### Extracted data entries

::::::::::

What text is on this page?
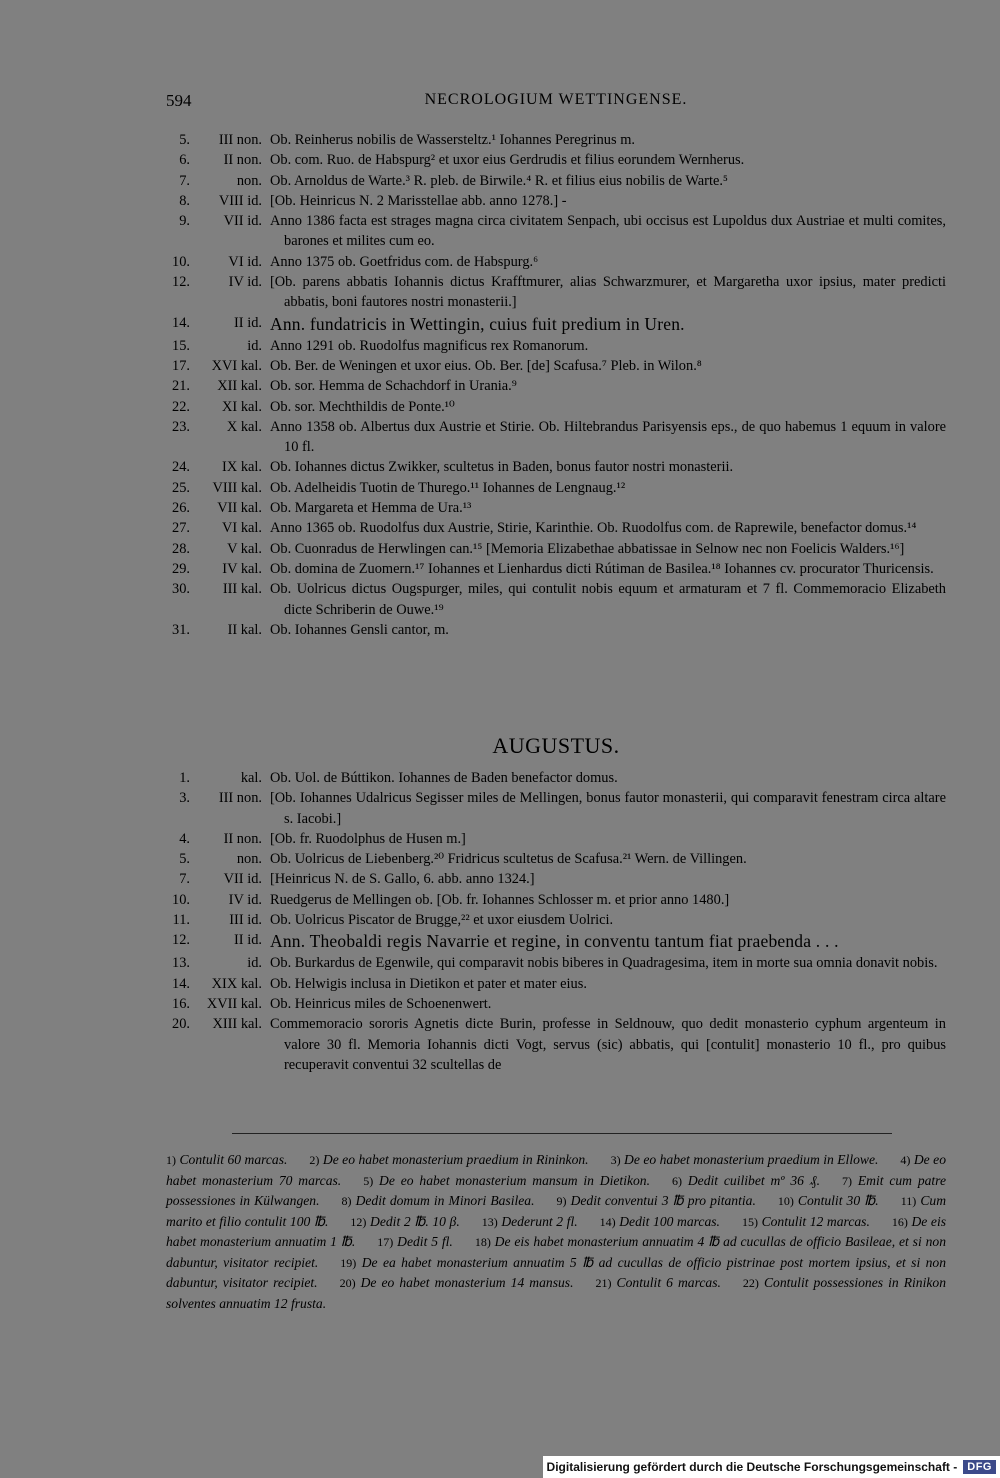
594	NECROLOGIUM WETTINGENSE.
5.	III non. Ob. Reinherus nobilis de Wassersteltz.¹ Iohannes Peregrinus m.
6.	II non. Ob. com. Ruo. de Habspurg² et uxor eius Gerdrudis et filius eorundem Wernherus.
7.	non. Ob. Arnoldus de Warte.³ R. pleb. de Birwile.⁴ R. et filius eius nobilis de Warte.⁵
8.	VIII id. [Ob. Heinricus N. 2 Marisstellae abb. anno 1278.] -
9.	VII id. Anno 1386 facta est strages magna circa civitatem Senpach, ubi occisus est Lupoldus dux Austriae et multi comites, barones et milites cum eo.
10.	VI id. Anno 1375 ob. Goetfridus com. de Habspurg.⁶
12.	IV id. [Ob. parens abbatis Iohannis dictus Krafftmurer, alias Schwarzmurer, et Margaretha uxor ipsius, mater predicti abbatis, boni fautores nostri monasterii.]
14.	II id. Ann. fundatricis in Wettingin, cuius fuit predium in Uren.
15.	id. Anno 1291 ob. Ruodolfus magnificus rex Romanorum.
17.	XVI kal. Ob. Ber. de Weningen et uxor eius. Ob. Ber. [de] Scafusa.⁷ Pleb. in Wilon.⁸
21.	XII kal. Ob. sor. Hemma de Schachdorf in Urania.⁹
22.	XI kal. Ob. sor. Mechthildis de Ponte.¹⁰
23.	X kal. Anno 1358 ob. Albertus dux Austrie et Stirie. Ob. Hiltebrandus Parisyensis eps., de quo habemus 1 equum in valore 10 fl.
24.	IX kal. Ob. Iohannes dictus Zwikker, scultetus in Baden, bonus fautor nostri monasterii.
25.	VIII kal. Ob. Adelheidis Tuotin de Thurego.¹¹ Iohannes de Lengnaug.¹²
26.	VII kal. Ob. Margareta et Hemma de Ura.¹³
27.	VI kal. Anno 1365 ob. Ruodolfus dux Austrie, Stirie, Karinthie. Ob. Ruodolfus com. de Raprewile, benefactor domus.¹⁴
28.	V kal. Ob. Cuonradus de Herwlingen can.¹⁵ [Memoria Elizabethae abbatissae in Selnow nec non Foelicis Walders.¹⁶]
29.	IV kal. Ob. domina de Zuomern.¹⁷ Iohannes et Lienhardus dicti Rútiman de Basilea.¹⁸ Iohannes cv. procurator Thuricensis.
30.	III kal. Ob. Uolricus dictus Ougspurger, miles, qui contulit nobis equum et armaturam et 7 fl. Commemoracio Elizabeth dicte Schriberin de Ouwe.¹⁹
31.	II kal. Ob. Iohannes Gensli cantor, m.
AUGUSTUS.
1.	kal. Ob. Uol. de Búttikon. Iohannes de Baden benefactor domus.
3.	III non. [Ob. Iohannes Udalricus Segisser miles de Mellingen, bonus fautor monasterii, qui comparavit fenestram circa altare s. Iacobi.]
4.	II non. [Ob. fr. Ruodolphus de Husen m.]
5.	non. Ob. Uolricus de Liebenberg.²⁰ Fridricus scultetus de Scafusa.²¹ Wern. de Villingen.
7.	VII id. [Heinricus N. de S. Gallo, 6. abb. anno 1324.]
10.	IV id. Ruedgerus de Mellingen ob. [Ob. fr. Iohannes Schlosser m. et prior anno 1480.]
11.	III id. Ob. Uolricus Piscator de Brugge,²² et uxor eiusdem Uolrici.
12.	II id. Ann. Theobaldi regis Navarrie et regine, in conventu tantum fiat praebenda . . .
13.	id. Ob. Burkardus de Egenwile, qui comparavit nobis biberes in Quadragesima, item in morte sua omnia donavit nobis.
14.	XIX kal. Ob. Helwigis inclusa in Dietikon et pater et mater eius.
16.	XVII kal. Ob. Heinricus miles de Schoenenwert.
20.	XIII kal. Commemoracio sororis Agnetis dicte Burin, professe in Seldnouw, quo dedit monasterio cyphum argenteum in valore 30 fl. Memoria Iohannis dicti Vogt, servus (sic) abbatis, qui [contulit] monasterio 10 fl., pro quibus recuperavit conventui 32 scultellas de
1) Contulit 60 marcas. 2) De eo habet monasterium praedium in Rininkon. 3) De eo habet monasterium praedium in Ellowe. 4) De eo habet monasterium 70 marcas. 5) De eo habet monasterium mansum in Dietikon. 6) Dedit cuilibet mº 36 ₰. 7) Emit cum patre possessiones in Külwangen. 8) Dedit domum in Minori Basilea. 9) Dedit conventui 3 ℔ pro pitantia. 10) Contulit 30 ℔. 11) Cum marito et filio contulit 100 ℔. 12) Dedit 2 ℔. 10 β. 13) Dederunt 2 fl. 14) Dedit 100 marcas. 15) Contulit 12 marcas. 16) De eis habet monasterium annuatim 1 ℔. 17) Dedit 5 fl. 18) De eis habet monasterium annuatim 4 ℔ ad cucullas de officio Basileae, et si non dabuntur, visitator recipiet. 19) De ea habet monasterium annuatim 5 ℔ ad cucullas de officio pistrinae post mortem ipsius, et si non dabuntur, visitator recipiet. 20) De eo habet monasterium 14 mansus. 21) Contulit 6 marcas. 22) Contulit possessiones in Rinikon solventes annuatim 12 frusta.
Digitalisierung gefördert durch die Deutsche Forschungsgemeinschaft - DFG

::::::::::

### Problem details
Set the listing down in full and exactly. Pictures within it should not appear in the copy.

### Solution to the exercise
What text is on this page?
594	NECROLOGIUM WETTINGENSE.
5.	III non. Ob. Reinherus nobilis de Wassersteltz.¹ Iohannes Peregrinus m.
6.	II non. Ob. com. Ruo. de Habspurg² et uxor eius Gerdrudis et filius eorundem Wernherus.
7.	non. Ob. Arnoldus de Warte.³ R. pleb. de Birwile.⁴ R. et filius eius nobilis de Warte.⁵
8.	VIII id. [Ob. Heinricus N. 2 Marisstellae abb. anno 1278.] -
9.	VII id. Anno 1386 facta est strages magna circa civitatem Senpach, ubi occisus est Lupoldus dux Austriae et multi comites, barones et milites cum eo.
10.	VI id. Anno 1375 ob. Goetfridus com. de Habspurg.⁶
12.	IV id. [Ob. parens abbatis Iohannis dictus Krafftmurer, alias Schwarzmurer, et Margaretha uxor ipsius, mater predicti abbatis, boni fautores nostri monasterii.]
14.	II id. Ann. fundatricis in Wettingin, cuius fuit predium in Uren.
15.	id. Anno 1291 ob. Ruodolfus magnificus rex Romanorum.
17.	XVI kal. Ob. Ber. de Weningen et uxor eius. Ob. Ber. [de] Scafusa.⁷ Pleb. in Wilon.⁸
21.	XII kal. Ob. sor. Hemma de Schachdorf in Urania.⁹
22.	XI kal. Ob. sor. Mechthildis de Ponte.¹⁰
23.	X kal. Anno 1358 ob. Albertus dux Austrie et Stirie. Ob. Hiltebrandus Parisyensis eps., de quo habemus 1 equum in valore 10 fl.
24.	IX kal. Ob. Iohannes dictus Zwikker, scultetus in Baden, bonus fautor nostri monasterii.
25.	VIII kal. Ob. Adelheidis Tuotin de Thurego.¹¹ Iohannes de Lengnaug.¹²
26.	VII kal. Ob. Margareta et Hemma de Ura.¹³
27.	VI kal. Anno 1365 ob. Ruodolfus dux Austrie, Stirie, Karinthie. Ob. Ruodolfus com. de Raprewile, benefactor domus.¹⁴
28.	V kal. Ob. Cuonradus de Herwlingen can.¹⁵ [Memoria Elizabethae abbatissae in Selnow nec non Foelicis Walders.¹⁶]
29.	IV kal. Ob. domina de Zuomern.¹⁷ Iohannes et Lienhardus dicti Rútiman de Basilea.¹⁸ Iohannes cv. procurator Thuricensis.
30.	III kal. Ob. Uolricus dictus Ougspurger, miles, qui contulit nobis equum et armaturam et 7 fl. Commemoracio Elizabeth dicte Schriberin de Ouwe.¹⁹
31.	II kal. Ob. Iohannes Gensli cantor, m.
AUGUSTUS.
1.	kal. Ob. Uol. de Búttikon. Iohannes de Baden benefactor domus.
3.	III non. [Ob. Iohannes Udalricus Segisser miles de Mellingen, bonus fautor monasterii, qui comparavit fenestram circa altare s. Iacobi.]
4.	II non. [Ob. fr. Ruodolphus de Husen m.]
5.	non. Ob. Uolricus de Liebenberg.²⁰ Fridricus scultetus de Scafusa.²¹ Wern. de Villingen.
7.	VII id. [Heinricus N. de S. Gallo, 6. abb. anno 1324.]
10.	IV id. Ruedgerus de Mellingen ob. [Ob. fr. Iohannes Schlosser m. et prior anno 1480.]
11.	III id. Ob. Uolricus Piscator de Brugge,²² et uxor eiusdem Uolrici.
12.	II id. Ann. Theobaldi regis Navarrie et regine, in conventu tantum fiat praebenda . . .
13.	id. Ob. Burkardus de Egenwile, qui comparavit nobis biberes in Quadragesima, item in morte sua omnia donavit nobis.
14.	XIX kal. Ob. Helwigis inclusa in Dietikon et pater et mater eius.
16.	XVII kal. Ob. Heinricus miles de Schoenenwert.
20.	XIII kal. Commemoracio sororis Agnetis dicte Burin, professe in Seldnouw, quo dedit monasterio cyphum argenteum in valore 30 fl. Memoria Iohannis dicti Vogt, servus (sic) abbatis, qui [contulit] monasterio 10 fl., pro quibus recuperavit conventui 32 scultellas de
1) Contulit 60 marcas. 2) De eo habet monasterium praedium in Rininkon. 3) De eo habet monasterium praedium in Ellowe. 4) De eo habet monasterium 70 marcas. 5) De eo habet monasterium mansum in Dietikon. 6) Dedit cuilibet mº 36 ₰. 7) Emit cum patre possessiones in Külwangen. 8) Dedit domum in Minori Basilea. 9) Dedit conventui 3 ℔ pro pitantia. 10) Contulit 30 ℔. 11) Cum marito et filio contulit 100 ℔. 12) Dedit 2 ℔. 10 β. 13) Dederunt 2 fl. 14) Dedit 100 marcas. 15) Contulit 12 marcas. 16) De eis habet monasterium annuatim 1 ℔. 17) Dedit 5 fl. 18) De eis habet monasterium annuatim 4 ℔ ad cucullas de officio Basileae, et si non dabuntur, visitator recipiet. 19) De ea habet monasterium annuatim 5 ℔ ad cucullas de officio pistrinae post mortem ipsius, et si non dabuntur, visitator recipiet. 20) De eo habet monasterium 14 mansus. 21) Contulit 6 marcas. 22) Contulit possessiones in Rinikon solventes annuatim 12 frusta.
Digitalisierung gefördert durch die Deutsche Forschungsgemeinschaft - DFG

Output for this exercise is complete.